• **The data**:

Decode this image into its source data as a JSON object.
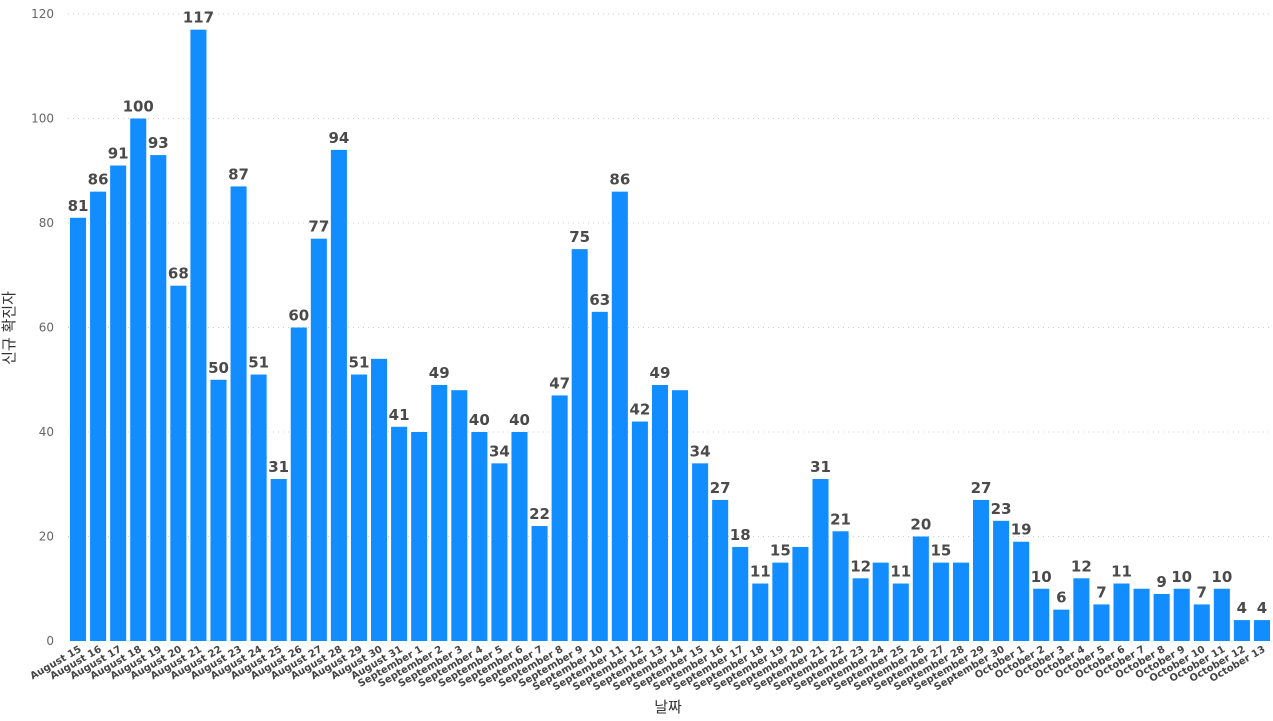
{
  "chart_data": {
    "type": "bar",
    "title": "",
    "xlabel": "날짜",
    "ylabel": "신규 확진자",
    "ylim": [
      0,
      120
    ],
    "yticks": [
      0,
      20,
      40,
      60,
      80,
      100,
      120
    ],
    "grid": true,
    "bar_color": "#118DFF",
    "categories": [
      "August 15",
      "August 16",
      "August 17",
      "August 18",
      "August 19",
      "August 20",
      "August 21",
      "August 22",
      "August 23",
      "August 24",
      "August 25",
      "August 26",
      "August 27",
      "August 28",
      "August 29",
      "August 30",
      "August 31",
      "September 1",
      "September 2",
      "September 3",
      "September 4",
      "September 5",
      "September 6",
      "September 7",
      "September 8",
      "September 9",
      "September 10",
      "September 11",
      "September 12",
      "September 13",
      "September 14",
      "September 15",
      "September 16",
      "September 17",
      "September 18",
      "September 19",
      "September 20",
      "September 21",
      "September 22",
      "September 23",
      "September 24",
      "September 25",
      "September 26",
      "September 27",
      "September 28",
      "September 29",
      "September 30",
      "October 1",
      "October 2",
      "October 3",
      "October 4",
      "October 5",
      "October 6",
      "October 7",
      "October 8",
      "October 9",
      "October 10",
      "October 11",
      "October 12",
      "October 13"
    ],
    "values": [
      81,
      86,
      91,
      100,
      93,
      68,
      117,
      50,
      87,
      51,
      31,
      60,
      77,
      94,
      51,
      54,
      41,
      40,
      49,
      48,
      40,
      34,
      40,
      22,
      47,
      75,
      63,
      86,
      42,
      49,
      48,
      34,
      27,
      18,
      11,
      15,
      18,
      31,
      21,
      12,
      15,
      11,
      20,
      15,
      15,
      27,
      23,
      19,
      10,
      6,
      12,
      7,
      11,
      10,
      9,
      10,
      7,
      10,
      4,
      4
    ],
    "data_labels_shown": [
      true,
      true,
      true,
      true,
      true,
      true,
      true,
      true,
      true,
      true,
      true,
      true,
      true,
      true,
      true,
      false,
      true,
      false,
      true,
      false,
      true,
      true,
      true,
      true,
      true,
      true,
      true,
      true,
      true,
      true,
      false,
      true,
      true,
      true,
      true,
      true,
      false,
      true,
      true,
      true,
      false,
      true,
      true,
      true,
      false,
      true,
      true,
      true,
      true,
      true,
      true,
      true,
      true,
      false,
      true,
      true,
      true,
      true,
      true,
      true
    ]
  }
}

• **Problem details**:
Every entry must be written out exactly, with all pictures left out.

• **Answer below**:
Decode this image into its source data as a JSON object.
{
  "chart_data": {
    "type": "bar",
    "title": "",
    "xlabel": "날짜",
    "ylabel": "신규 확진자",
    "ylim": [
      0,
      120
    ],
    "yticks": [
      0,
      20,
      40,
      60,
      80,
      100,
      120
    ],
    "grid": true,
    "bar_color": "#118DFF",
    "categories": [
      "August 15",
      "August 16",
      "August 17",
      "August 18",
      "August 19",
      "August 20",
      "August 21",
      "August 22",
      "August 23",
      "August 24",
      "August 25",
      "August 26",
      "August 27",
      "August 28",
      "August 29",
      "August 30",
      "August 31",
      "September 1",
      "September 2",
      "September 3",
      "September 4",
      "September 5",
      "September 6",
      "September 7",
      "September 8",
      "September 9",
      "September 10",
      "September 11",
      "September 12",
      "September 13",
      "September 14",
      "September 15",
      "September 16",
      "September 17",
      "September 18",
      "September 19",
      "September 20",
      "September 21",
      "September 22",
      "September 23",
      "September 24",
      "September 25",
      "September 26",
      "September 27",
      "September 28",
      "September 29",
      "September 30",
      "October 1",
      "October 2",
      "October 3",
      "October 4",
      "October 5",
      "October 6",
      "October 7",
      "October 8",
      "October 9",
      "October 10",
      "October 11",
      "October 12",
      "October 13"
    ],
    "values": [
      81,
      86,
      91,
      100,
      93,
      68,
      117,
      50,
      87,
      51,
      31,
      60,
      77,
      94,
      51,
      54,
      41,
      40,
      49,
      48,
      40,
      34,
      40,
      22,
      47,
      75,
      63,
      86,
      42,
      49,
      48,
      34,
      27,
      18,
      11,
      15,
      18,
      31,
      21,
      12,
      15,
      11,
      20,
      15,
      15,
      27,
      23,
      19,
      10,
      6,
      12,
      7,
      11,
      10,
      9,
      10,
      7,
      10,
      4,
      4
    ],
    "data_labels_shown": [
      true,
      true,
      true,
      true,
      true,
      true,
      true,
      true,
      true,
      true,
      true,
      true,
      true,
      true,
      true,
      false,
      true,
      false,
      true,
      false,
      true,
      true,
      true,
      true,
      true,
      true,
      true,
      true,
      true,
      true,
      false,
      true,
      true,
      true,
      true,
      true,
      false,
      true,
      true,
      true,
      false,
      true,
      true,
      true,
      false,
      true,
      true,
      true,
      true,
      true,
      true,
      true,
      true,
      false,
      true,
      true,
      true,
      true,
      true,
      true
    ]
  }
}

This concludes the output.